## INSTRUCTION
Could you write out the records below exactly as they appear?

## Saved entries
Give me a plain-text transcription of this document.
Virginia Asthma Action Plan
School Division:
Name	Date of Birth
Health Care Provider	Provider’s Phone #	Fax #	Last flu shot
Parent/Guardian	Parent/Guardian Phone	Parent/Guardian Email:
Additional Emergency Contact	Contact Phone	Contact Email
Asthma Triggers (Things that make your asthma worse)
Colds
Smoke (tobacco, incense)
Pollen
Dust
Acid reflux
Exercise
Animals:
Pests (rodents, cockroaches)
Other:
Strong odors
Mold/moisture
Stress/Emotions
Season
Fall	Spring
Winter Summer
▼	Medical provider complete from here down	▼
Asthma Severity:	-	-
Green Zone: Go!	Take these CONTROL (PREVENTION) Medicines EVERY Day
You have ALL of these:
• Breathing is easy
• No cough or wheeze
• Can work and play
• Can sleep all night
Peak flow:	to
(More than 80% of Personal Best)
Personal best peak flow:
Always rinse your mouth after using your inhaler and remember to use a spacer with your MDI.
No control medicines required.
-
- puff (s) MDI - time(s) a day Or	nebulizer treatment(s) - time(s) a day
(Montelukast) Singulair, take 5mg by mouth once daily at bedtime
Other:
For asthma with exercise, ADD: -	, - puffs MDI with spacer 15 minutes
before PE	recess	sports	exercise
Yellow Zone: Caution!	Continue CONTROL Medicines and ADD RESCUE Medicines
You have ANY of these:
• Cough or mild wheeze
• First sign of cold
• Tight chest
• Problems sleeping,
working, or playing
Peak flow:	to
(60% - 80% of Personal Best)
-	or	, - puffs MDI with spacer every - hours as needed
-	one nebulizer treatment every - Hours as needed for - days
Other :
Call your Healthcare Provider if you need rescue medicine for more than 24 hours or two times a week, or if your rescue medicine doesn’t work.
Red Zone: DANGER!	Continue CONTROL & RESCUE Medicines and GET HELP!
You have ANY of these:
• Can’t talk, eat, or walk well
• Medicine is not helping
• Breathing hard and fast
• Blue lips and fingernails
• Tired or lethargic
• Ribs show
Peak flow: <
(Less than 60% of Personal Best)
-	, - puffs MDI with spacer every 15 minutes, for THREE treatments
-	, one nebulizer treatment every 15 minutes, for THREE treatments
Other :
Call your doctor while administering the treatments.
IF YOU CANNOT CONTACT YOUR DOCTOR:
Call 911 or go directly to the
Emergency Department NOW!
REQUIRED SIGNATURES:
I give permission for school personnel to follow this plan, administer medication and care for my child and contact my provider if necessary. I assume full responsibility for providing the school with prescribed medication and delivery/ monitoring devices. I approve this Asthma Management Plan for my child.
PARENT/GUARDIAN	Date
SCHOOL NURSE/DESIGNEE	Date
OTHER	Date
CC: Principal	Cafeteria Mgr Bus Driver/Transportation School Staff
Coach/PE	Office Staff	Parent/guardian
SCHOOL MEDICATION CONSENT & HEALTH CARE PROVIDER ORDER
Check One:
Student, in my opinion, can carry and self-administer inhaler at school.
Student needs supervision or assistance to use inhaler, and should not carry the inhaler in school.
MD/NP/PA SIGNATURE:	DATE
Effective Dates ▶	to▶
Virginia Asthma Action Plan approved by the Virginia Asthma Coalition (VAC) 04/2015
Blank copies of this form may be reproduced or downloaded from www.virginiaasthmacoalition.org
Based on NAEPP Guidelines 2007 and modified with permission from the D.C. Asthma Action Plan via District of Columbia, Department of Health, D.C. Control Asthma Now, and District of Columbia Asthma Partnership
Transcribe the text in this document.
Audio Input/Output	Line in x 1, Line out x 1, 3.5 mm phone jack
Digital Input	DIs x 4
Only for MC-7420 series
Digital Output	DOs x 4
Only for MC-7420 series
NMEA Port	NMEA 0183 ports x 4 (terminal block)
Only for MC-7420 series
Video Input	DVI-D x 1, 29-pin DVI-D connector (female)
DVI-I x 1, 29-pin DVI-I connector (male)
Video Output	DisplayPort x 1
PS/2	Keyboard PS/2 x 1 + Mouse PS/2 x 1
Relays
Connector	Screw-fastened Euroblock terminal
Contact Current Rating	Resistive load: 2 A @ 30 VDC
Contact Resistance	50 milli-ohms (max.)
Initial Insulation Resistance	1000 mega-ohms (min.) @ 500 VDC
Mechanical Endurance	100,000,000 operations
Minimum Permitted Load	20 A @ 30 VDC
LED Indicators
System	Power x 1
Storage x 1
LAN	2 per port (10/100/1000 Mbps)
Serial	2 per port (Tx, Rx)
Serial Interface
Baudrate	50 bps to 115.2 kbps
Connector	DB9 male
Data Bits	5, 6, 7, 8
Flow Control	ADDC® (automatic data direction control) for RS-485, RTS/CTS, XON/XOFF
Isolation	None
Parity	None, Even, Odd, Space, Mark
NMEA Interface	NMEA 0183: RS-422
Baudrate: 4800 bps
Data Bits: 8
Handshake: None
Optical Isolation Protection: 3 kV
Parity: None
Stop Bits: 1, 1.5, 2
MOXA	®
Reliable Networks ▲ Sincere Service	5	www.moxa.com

## RESPONSE FOR THIS EXERCISE
Give me a plain-text transcription of this document.
Virginia Asthma Action Plan
School Division:
Name	Date of Birth
Health Care Provider	Provider’s Phone #	Fax #	Last flu shot
Parent/Guardian	Parent/Guardian Phone	Parent/Guardian Email:
Additional Emergency Contact	Contact Phone	Contact Email
Asthma Triggers (Things that make your asthma worse)
Colds
Smoke (tobacco, incense)
Pollen
Dust
Acid reflux
Exercise
Animals:
Pests (rodents, cockroaches)
Other:
Strong odors
Mold/moisture
Stress/Emotions
Season
Fall	Spring
Winter Summer
▼	Medical provider complete from here down	▼
Asthma Severity:	-	-
Green Zone: Go!	Take these CONTROL (PREVENTION) Medicines EVERY Day
You have ALL of these:
• Breathing is easy
• No cough or wheeze
• Can work and play
• Can sleep all night
Peak flow:	to
(More than 80% of Personal Best)
Personal best peak flow:
Always rinse your mouth after using your inhaler and remember to use a spacer with your MDI.
No control medicines required.
-
- puff (s) MDI - time(s) a day Or	nebulizer treatment(s) - time(s) a day
(Montelukast) Singulair, take 5mg by mouth once daily at bedtime
Other:
For asthma with exercise, ADD: -	, - puffs MDI with spacer 15 minutes
before PE	recess	sports	exercise
Yellow Zone: Caution!	Continue CONTROL Medicines and ADD RESCUE Medicines
You have ANY of these:
• Cough or mild wheeze
• First sign of cold
• Tight chest
• Problems sleeping,
working, or playing
Peak flow:	to
(60% - 80% of Personal Best)
-	or	, - puffs MDI with spacer every - hours as needed
-	one nebulizer treatment every - Hours as needed for - days
Other :
Call your Healthcare Provider if you need rescue medicine for more than 24 hours or two times a week, or if your rescue medicine doesn’t work.
Red Zone: DANGER!	Continue CONTROL & RESCUE Medicines and GET HELP!
You have ANY of these:
• Can’t talk, eat, or walk well
• Medicine is not helping
• Breathing hard and fast
• Blue lips and fingernails
• Tired or lethargic
• Ribs show
Peak flow: <
(Less than 60% of Personal Best)
-	, - puffs MDI with spacer every 15 minutes, for THREE treatments
-	, one nebulizer treatment every 15 minutes, for THREE treatments
Other :
Call your doctor while administering the treatments.
IF YOU CANNOT CONTACT YOUR DOCTOR:
Call 911 or go directly to the
Emergency Department NOW!
REQUIRED SIGNATURES:
I give permission for school personnel to follow this plan, administer medication and care for my child and contact my provider if necessary. I assume full responsibility for providing the school with prescribed medication and delivery/ monitoring devices. I approve this Asthma Management Plan for my child.
PARENT/GUARDIAN	Date
SCHOOL NURSE/DESIGNEE	Date
OTHER	Date
CC: Principal	Cafeteria Mgr Bus Driver/Transportation School Staff
Coach/PE	Office Staff	Parent/guardian
SCHOOL MEDICATION CONSENT & HEALTH CARE PROVIDER ORDER
Check One:
Student, in my opinion, can carry and self-administer inhaler at school.
Student needs supervision or assistance to use inhaler, and should not carry the inhaler in school.
MD/NP/PA SIGNATURE:	DATE
Effective Dates ▶	to▶
Virginia Asthma Action Plan approved by the Virginia Asthma Coalition (VAC) 04/2015
Blank copies of this form may be reproduced or downloaded from www.virginiaasthmacoalition.org
Based on NAEPP Guidelines 2007 and modified with permission from the D.C. Asthma Action Plan via District of Columbia, Department of Health, D.C. Control Asthma Now, and District of Columbia Asthma Partnership
Transcribe the text in this document.
Audio Input/Output	Line in x 1, Line out x 1, 3.5 mm phone jack
Digital Input	DIs x 4
Only for MC-7420 series
Digital Output	DOs x 4
Only for MC-7420 series
NMEA Port	NMEA 0183 ports x 4 (terminal block)
Only for MC-7420 series
Video Input	DVI-D x 1, 29-pin DVI-D connector (female)
DVI-I x 1, 29-pin DVI-I connector (male)
Video Output	DisplayPort x 1
PS/2	Keyboard PS/2 x 1 + Mouse PS/2 x 1
Relays
Connector	Screw-fastened Euroblock terminal
Contact Current Rating	Resistive load: 2 A @ 30 VDC
Contact Resistance	50 milli-ohms (max.)
Initial Insulation Resistance	1000 mega-ohms (min.) @ 500 VDC
Mechanical Endurance	100,000,000 operations
Minimum Permitted Load	20 A @ 30 VDC
LED Indicators
System	Power x 1
Storage x 1
LAN	2 per port (10/100/1000 Mbps)
Serial	2 per port (Tx, Rx)
Serial Interface
Baudrate	50 bps to 115.2 kbps
Connector	DB9 male
Data Bits	5, 6, 7, 8
Flow Control	ADDC® (automatic data direction control) for RS-485, RTS/CTS, XON/XOFF
Isolation	None
Parity	None, Even, Odd, Space, Mark
NMEA Interface	NMEA 0183: RS-422
Baudrate: 4800 bps
Data Bits: 8
Handshake: None
Optical Isolation Protection: 3 kV
Parity: None
Stop Bits: 1, 1.5, 2
MOXA	®
Reliable Networks ▲ Sincere Service	5	www.moxa.com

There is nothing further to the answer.